--- begin ITEMS ---

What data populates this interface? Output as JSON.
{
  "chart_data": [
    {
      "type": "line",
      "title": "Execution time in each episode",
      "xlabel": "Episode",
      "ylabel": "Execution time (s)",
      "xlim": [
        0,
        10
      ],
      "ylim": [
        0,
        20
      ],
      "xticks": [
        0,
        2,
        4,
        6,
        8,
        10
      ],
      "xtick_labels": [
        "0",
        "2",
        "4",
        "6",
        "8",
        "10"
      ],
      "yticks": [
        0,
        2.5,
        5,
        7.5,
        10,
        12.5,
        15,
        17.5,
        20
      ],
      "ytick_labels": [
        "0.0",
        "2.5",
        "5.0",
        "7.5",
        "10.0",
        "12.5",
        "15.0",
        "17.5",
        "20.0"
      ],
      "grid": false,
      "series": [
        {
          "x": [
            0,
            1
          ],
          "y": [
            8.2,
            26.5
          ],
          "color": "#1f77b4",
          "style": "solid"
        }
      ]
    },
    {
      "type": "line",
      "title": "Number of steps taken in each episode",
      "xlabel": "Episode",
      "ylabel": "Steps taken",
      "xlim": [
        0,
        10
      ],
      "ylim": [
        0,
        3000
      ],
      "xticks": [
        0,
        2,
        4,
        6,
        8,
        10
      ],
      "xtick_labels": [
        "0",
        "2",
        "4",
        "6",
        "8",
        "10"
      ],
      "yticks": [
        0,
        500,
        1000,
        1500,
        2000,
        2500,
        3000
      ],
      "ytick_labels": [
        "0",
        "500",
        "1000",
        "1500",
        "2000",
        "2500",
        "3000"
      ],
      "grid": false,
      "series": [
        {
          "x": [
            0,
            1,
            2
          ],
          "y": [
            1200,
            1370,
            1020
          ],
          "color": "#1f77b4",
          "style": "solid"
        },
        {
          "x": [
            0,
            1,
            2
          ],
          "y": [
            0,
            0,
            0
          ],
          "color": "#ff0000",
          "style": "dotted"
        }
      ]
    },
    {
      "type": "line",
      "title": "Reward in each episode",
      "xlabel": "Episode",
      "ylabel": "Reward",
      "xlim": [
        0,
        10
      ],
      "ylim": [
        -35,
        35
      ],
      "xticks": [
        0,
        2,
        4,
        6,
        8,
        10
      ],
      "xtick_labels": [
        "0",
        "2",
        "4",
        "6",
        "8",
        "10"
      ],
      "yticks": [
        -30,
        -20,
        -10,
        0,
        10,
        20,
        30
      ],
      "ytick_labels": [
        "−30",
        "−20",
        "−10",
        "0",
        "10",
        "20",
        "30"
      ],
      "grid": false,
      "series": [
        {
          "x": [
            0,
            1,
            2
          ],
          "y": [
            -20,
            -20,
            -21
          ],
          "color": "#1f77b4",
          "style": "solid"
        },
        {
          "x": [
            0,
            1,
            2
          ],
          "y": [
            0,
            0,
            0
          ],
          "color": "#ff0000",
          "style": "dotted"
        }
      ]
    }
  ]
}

--- end ITEMS ---

Repeat the data precisely, reproducing every entry.

■ REPLY TO THE TASK ■
What data populates this interface? Output as JSON.
{
  "chart_data": [
    {
      "type": "line",
      "title": "Execution time in each episode",
      "xlabel": "Episode",
      "ylabel": "Execution time (s)",
      "xlim": [
        0,
        10
      ],
      "ylim": [
        0,
        20
      ],
      "xticks": [
        0,
        2,
        4,
        6,
        8,
        10
      ],
      "xtick_labels": [
        "0",
        "2",
        "4",
        "6",
        "8",
        "10"
      ],
      "yticks": [
        0,
        2.5,
        5,
        7.5,
        10,
        12.5,
        15,
        17.5,
        20
      ],
      "ytick_labels": [
        "0.0",
        "2.5",
        "5.0",
        "7.5",
        "10.0",
        "12.5",
        "15.0",
        "17.5",
        "20.0"
      ],
      "grid": false,
      "series": [
        {
          "x": [
            0,
            1
          ],
          "y": [
            8.2,
            26.5
          ],
          "color": "#1f77b4",
          "style": "solid"
        }
      ]
    },
    {
      "type": "line",
      "title": "Number of steps taken in each episode",
      "xlabel": "Episode",
      "ylabel": "Steps taken",
      "xlim": [
        0,
        10
      ],
      "ylim": [
        0,
        3000
      ],
      "xticks": [
        0,
        2,
        4,
        6,
        8,
        10
      ],
      "xtick_labels": [
        "0",
        "2",
        "4",
        "6",
        "8",
        "10"
      ],
      "yticks": [
        0,
        500,
        1000,
        1500,
        2000,
        2500,
        3000
      ],
      "ytick_labels": [
        "0",
        "500",
        "1000",
        "1500",
        "2000",
        "2500",
        "3000"
      ],
      "grid": false,
      "series": [
        {
          "x": [
            0,
            1,
            2
          ],
          "y": [
            1200,
            1370,
            1020
          ],
          "color": "#1f77b4",
          "style": "solid"
        },
        {
          "x": [
            0,
            1,
            2
          ],
          "y": [
            0,
            0,
            0
          ],
          "color": "#ff0000",
          "style": "dotted"
        }
      ]
    },
    {
      "type": "line",
      "title": "Reward in each episode",
      "xlabel": "Episode",
      "ylabel": "Reward",
      "xlim": [
        0,
        10
      ],
      "ylim": [
        -35,
        35
      ],
      "xticks": [
        0,
        2,
        4,
        6,
        8,
        10
      ],
      "xtick_labels": [
        "0",
        "2",
        "4",
        "6",
        "8",
        "10"
      ],
      "yticks": [
        -30,
        -20,
        -10,
        0,
        10,
        20,
        30
      ],
      "ytick_labels": [
        "−30",
        "−20",
        "−10",
        "0",
        "10",
        "20",
        "30"
      ],
      "grid": false,
      "series": [
        {
          "x": [
            0,
            1,
            2
          ],
          "y": [
            -20,
            -20,
            -21
          ],
          "color": "#1f77b4",
          "style": "solid"
        },
        {
          "x": [
            0,
            1,
            2
          ],
          "y": [
            0,
            0,
            0
          ],
          "color": "#ff0000",
          "style": "dotted"
        }
      ]
    }
  ]
}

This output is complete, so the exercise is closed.